▸ Exercise directions:
Give every line of the data again, unchanged, but with no pictures.

▸ The records:
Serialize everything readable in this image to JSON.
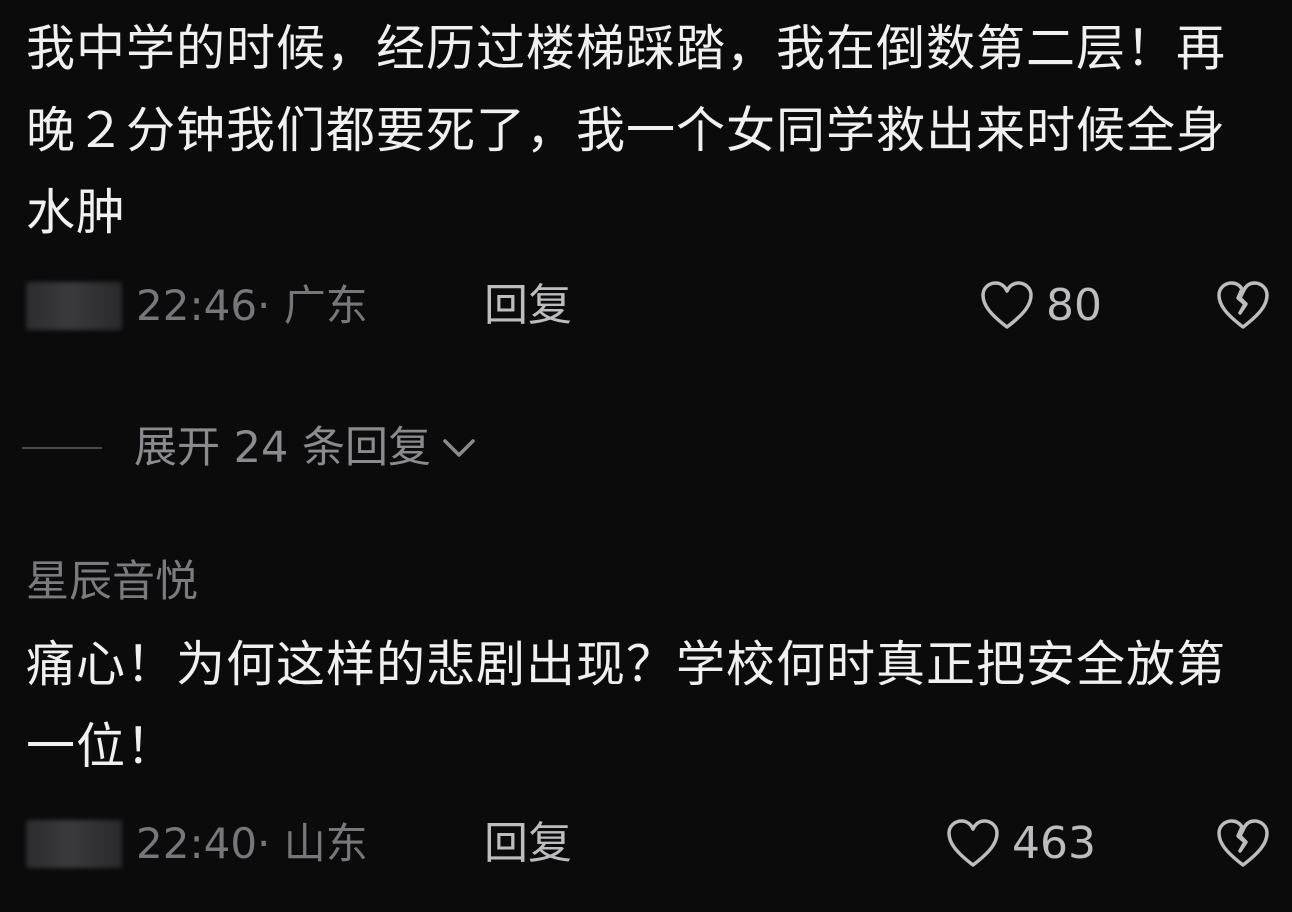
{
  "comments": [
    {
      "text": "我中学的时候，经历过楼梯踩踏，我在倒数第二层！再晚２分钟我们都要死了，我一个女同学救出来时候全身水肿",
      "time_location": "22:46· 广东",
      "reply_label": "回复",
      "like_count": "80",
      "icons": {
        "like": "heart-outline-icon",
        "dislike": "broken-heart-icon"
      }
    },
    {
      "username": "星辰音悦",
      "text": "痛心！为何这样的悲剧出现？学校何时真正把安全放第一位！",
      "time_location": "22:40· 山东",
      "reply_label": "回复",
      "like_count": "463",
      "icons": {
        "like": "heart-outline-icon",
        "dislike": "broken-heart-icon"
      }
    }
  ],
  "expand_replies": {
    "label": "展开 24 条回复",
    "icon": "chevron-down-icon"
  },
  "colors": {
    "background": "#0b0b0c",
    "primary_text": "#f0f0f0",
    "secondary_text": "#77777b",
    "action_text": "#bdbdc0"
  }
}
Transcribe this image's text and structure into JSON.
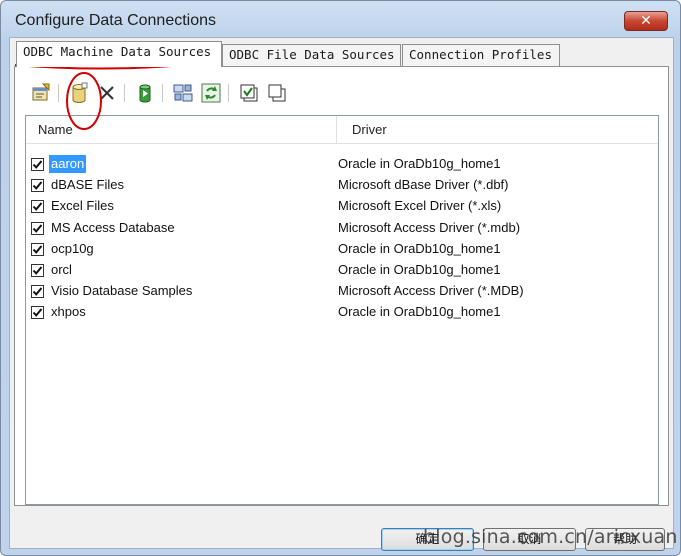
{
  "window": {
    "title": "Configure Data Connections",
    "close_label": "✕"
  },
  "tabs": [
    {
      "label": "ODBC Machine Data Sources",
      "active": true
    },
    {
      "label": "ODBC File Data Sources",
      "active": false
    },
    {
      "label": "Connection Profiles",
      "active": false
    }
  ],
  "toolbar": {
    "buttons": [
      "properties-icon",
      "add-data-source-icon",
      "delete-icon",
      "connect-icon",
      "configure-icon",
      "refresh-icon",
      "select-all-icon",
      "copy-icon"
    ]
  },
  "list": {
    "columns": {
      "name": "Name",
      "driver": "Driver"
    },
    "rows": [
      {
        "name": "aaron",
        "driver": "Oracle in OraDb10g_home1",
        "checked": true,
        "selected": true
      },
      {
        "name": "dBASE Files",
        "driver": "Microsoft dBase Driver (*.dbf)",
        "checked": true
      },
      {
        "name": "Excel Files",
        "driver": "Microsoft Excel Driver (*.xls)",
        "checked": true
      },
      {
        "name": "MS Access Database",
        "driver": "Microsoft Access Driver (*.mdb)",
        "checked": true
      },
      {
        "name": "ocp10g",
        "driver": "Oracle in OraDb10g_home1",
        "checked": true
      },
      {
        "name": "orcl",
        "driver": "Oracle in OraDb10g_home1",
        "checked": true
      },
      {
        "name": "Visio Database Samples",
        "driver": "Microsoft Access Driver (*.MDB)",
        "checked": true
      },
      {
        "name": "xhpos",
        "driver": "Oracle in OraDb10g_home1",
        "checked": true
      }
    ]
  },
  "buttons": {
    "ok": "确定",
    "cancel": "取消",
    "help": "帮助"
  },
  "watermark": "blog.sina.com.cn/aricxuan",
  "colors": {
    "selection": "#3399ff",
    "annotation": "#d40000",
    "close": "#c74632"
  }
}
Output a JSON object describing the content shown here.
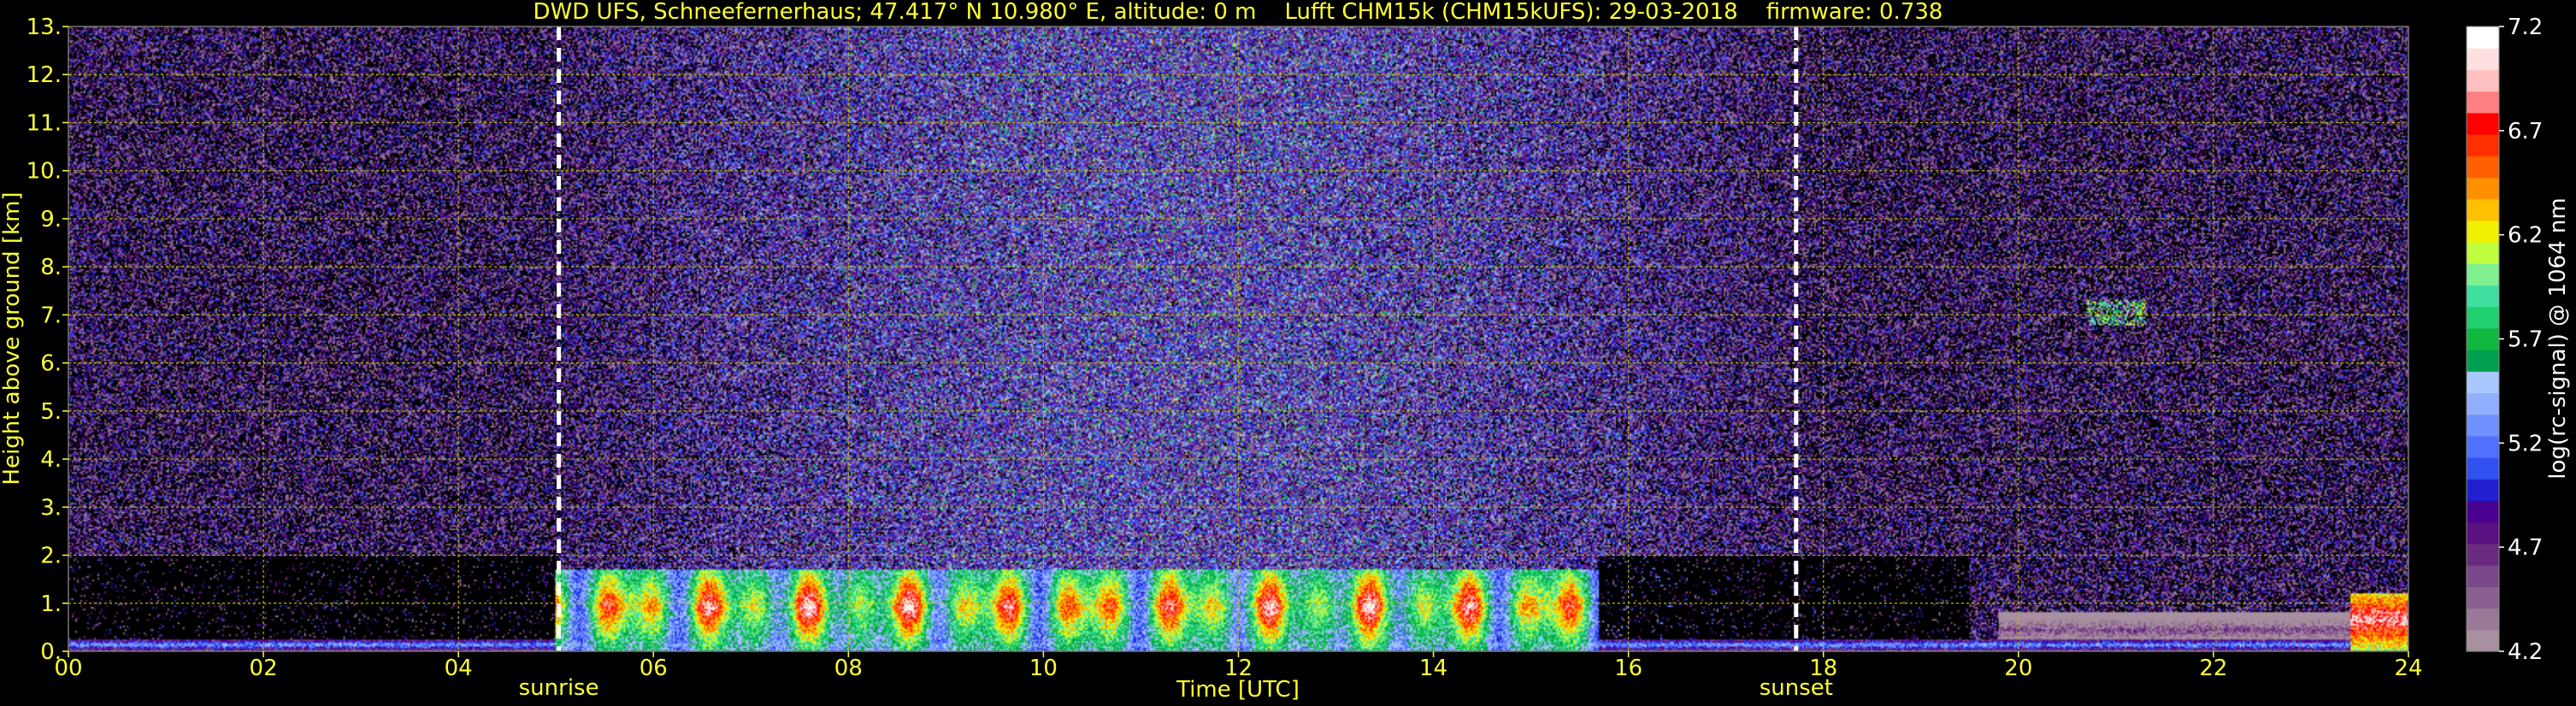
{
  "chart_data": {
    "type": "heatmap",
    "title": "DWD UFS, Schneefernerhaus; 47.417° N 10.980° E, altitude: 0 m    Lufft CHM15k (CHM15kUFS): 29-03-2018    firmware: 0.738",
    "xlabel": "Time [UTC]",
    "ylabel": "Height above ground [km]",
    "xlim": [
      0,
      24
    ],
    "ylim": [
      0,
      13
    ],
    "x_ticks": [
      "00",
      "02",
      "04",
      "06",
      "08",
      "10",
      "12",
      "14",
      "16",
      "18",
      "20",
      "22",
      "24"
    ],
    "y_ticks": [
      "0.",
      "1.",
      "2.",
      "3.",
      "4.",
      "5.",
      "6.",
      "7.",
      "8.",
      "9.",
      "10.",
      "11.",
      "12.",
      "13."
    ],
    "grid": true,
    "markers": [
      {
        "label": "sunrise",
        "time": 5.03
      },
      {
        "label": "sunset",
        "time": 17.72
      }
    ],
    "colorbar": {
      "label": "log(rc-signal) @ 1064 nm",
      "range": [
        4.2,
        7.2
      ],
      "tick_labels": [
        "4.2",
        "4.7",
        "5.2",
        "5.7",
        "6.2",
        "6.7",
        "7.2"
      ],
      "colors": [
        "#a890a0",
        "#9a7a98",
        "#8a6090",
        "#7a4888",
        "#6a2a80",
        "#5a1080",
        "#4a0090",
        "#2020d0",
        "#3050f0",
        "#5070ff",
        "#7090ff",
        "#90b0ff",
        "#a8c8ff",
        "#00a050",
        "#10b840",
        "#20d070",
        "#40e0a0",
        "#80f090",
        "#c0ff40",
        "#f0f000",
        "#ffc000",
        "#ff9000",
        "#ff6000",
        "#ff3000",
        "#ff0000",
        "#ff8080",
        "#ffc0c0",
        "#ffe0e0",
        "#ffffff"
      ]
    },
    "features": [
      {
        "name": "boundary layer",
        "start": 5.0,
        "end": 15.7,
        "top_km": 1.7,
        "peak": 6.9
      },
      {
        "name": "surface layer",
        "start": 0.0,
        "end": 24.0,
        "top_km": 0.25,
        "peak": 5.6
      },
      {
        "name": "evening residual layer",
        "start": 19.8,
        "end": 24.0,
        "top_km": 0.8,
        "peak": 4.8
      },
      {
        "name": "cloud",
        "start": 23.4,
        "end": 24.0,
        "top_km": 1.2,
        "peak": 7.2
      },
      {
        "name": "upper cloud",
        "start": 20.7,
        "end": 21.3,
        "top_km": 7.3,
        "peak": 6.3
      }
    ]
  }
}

▸ Correct output:
Serialize everything readable in this image to JSON.
{
  "comments": [
    {
      "text": "我中学的时候，经历过楼梯踩踏，我在倒数第二层！再晚２分钟我们都要死了，我一个女同学救出来时候全身水肿",
      "time_location": "22:46· 广东",
      "reply_label": "回复",
      "like_count": "80",
      "icons": {
        "like": "heart-outline-icon",
        "dislike": "broken-heart-icon"
      }
    },
    {
      "username": "星辰音悦",
      "text": "痛心！为何这样的悲剧出现？学校何时真正把安全放第一位！",
      "time_location": "22:40· 山东",
      "reply_label": "回复",
      "like_count": "463",
      "icons": {
        "like": "heart-outline-icon",
        "dislike": "broken-heart-icon"
      }
    }
  ],
  "expand_replies": {
    "label": "展开 24 条回复",
    "icon": "chevron-down-icon"
  },
  "colors": {
    "background": "#0b0b0c",
    "primary_text": "#f0f0f0",
    "secondary_text": "#77777b",
    "action_text": "#bdbdc0"
  }
}
Transcribe this image's text and structure into JSON.
{
  "window": {
    "title": "Configure Data Connections",
    "close_label": "✕"
  },
  "tabs": [
    {
      "label": "ODBC Machine Data Sources",
      "active": true
    },
    {
      "label": "ODBC File Data Sources",
      "active": false
    },
    {
      "label": "Connection Profiles",
      "active": false
    }
  ],
  "toolbar": {
    "buttons": [
      "properties-icon",
      "add-data-source-icon",
      "delete-icon",
      "connect-icon",
      "configure-icon",
      "refresh-icon",
      "select-all-icon",
      "copy-icon"
    ]
  },
  "list": {
    "columns": {
      "name": "Name",
      "driver": "Driver"
    },
    "rows": [
      {
        "name": "aaron",
        "driver": "Oracle in OraDb10g_home1",
        "checked": true,
        "selected": true
      },
      {
        "name": "dBASE Files",
        "driver": "Microsoft dBase Driver (*.dbf)",
        "checked": true
      },
      {
        "name": "Excel Files",
        "driver": "Microsoft Excel Driver (*.xls)",
        "checked": true
      },
      {
        "name": "MS Access Database",
        "driver": "Microsoft Access Driver (*.mdb)",
        "checked": true
      },
      {
        "name": "ocp10g",
        "driver": "Oracle in OraDb10g_home1",
        "checked": true
      },
      {
        "name": "orcl",
        "driver": "Oracle in OraDb10g_home1",
        "checked": true
      },
      {
        "name": "Visio Database Samples",
        "driver": "Microsoft Access Driver (*.MDB)",
        "checked": true
      },
      {
        "name": "xhpos",
        "driver": "Oracle in OraDb10g_home1",
        "checked": true
      }
    ]
  },
  "buttons": {
    "ok": "确定",
    "cancel": "取消",
    "help": "帮助"
  },
  "watermark": "blog.sina.com.cn/aricxuan",
  "colors": {
    "selection": "#3399ff",
    "annotation": "#d40000",
    "close": "#c74632"
  }
}
Output a JSON object describing the content shown here.
{
  "chart_data": {
    "type": "heatmap",
    "title": "DWD UFS, Schneefernerhaus; 47.417° N 10.980° E, altitude: 0 m    Lufft CHM15k (CHM15kUFS): 29-03-2018    firmware: 0.738",
    "xlabel": "Time [UTC]",
    "ylabel": "Height above ground [km]",
    "xlim": [
      0,
      24
    ],
    "ylim": [
      0,
      13
    ],
    "x_ticks": [
      "00",
      "02",
      "04",
      "06",
      "08",
      "10",
      "12",
      "14",
      "16",
      "18",
      "20",
      "22",
      "24"
    ],
    "y_ticks": [
      "0.",
      "1.",
      "2.",
      "3.",
      "4.",
      "5.",
      "6.",
      "7.",
      "8.",
      "9.",
      "10.",
      "11.",
      "12.",
      "13."
    ],
    "grid": true,
    "markers": [
      {
        "label": "sunrise",
        "time": 5.03
      },
      {
        "label": "sunset",
        "time": 17.72
      }
    ],
    "colorbar": {
      "label": "log(rc-signal) @ 1064 nm",
      "range": [
        4.2,
        7.2
      ],
      "tick_labels": [
        "4.2",
        "4.7",
        "5.2",
        "5.7",
        "6.2",
        "6.7",
        "7.2"
      ],
      "colors": [
        "#a890a0",
        "#9a7a98",
        "#8a6090",
        "#7a4888",
        "#6a2a80",
        "#5a1080",
        "#4a0090",
        "#2020d0",
        "#3050f0",
        "#5070ff",
        "#7090ff",
        "#90b0ff",
        "#a8c8ff",
        "#00a050",
        "#10b840",
        "#20d070",
        "#40e0a0",
        "#80f090",
        "#c0ff40",
        "#f0f000",
        "#ffc000",
        "#ff9000",
        "#ff6000",
        "#ff3000",
        "#ff0000",
        "#ff8080",
        "#ffc0c0",
        "#ffe0e0",
        "#ffffff"
      ]
    },
    "features": [
      {
        "name": "boundary layer",
        "start": 5.0,
        "end": 15.7,
        "top_km": 1.7,
        "peak": 6.9
      },
      {
        "name": "surface layer",
        "start": 0.0,
        "end": 24.0,
        "top_km": 0.25,
        "peak": 5.6
      },
      {
        "name": "evening residual layer",
        "start": 19.8,
        "end": 24.0,
        "top_km": 0.8,
        "peak": 4.8
      },
      {
        "name": "cloud",
        "start": 23.4,
        "end": 24.0,
        "top_km": 1.2,
        "peak": 7.2
      },
      {
        "name": "upper cloud",
        "start": 20.7,
        "end": 21.3,
        "top_km": 7.3,
        "peak": 6.3
      }
    ]
  }
}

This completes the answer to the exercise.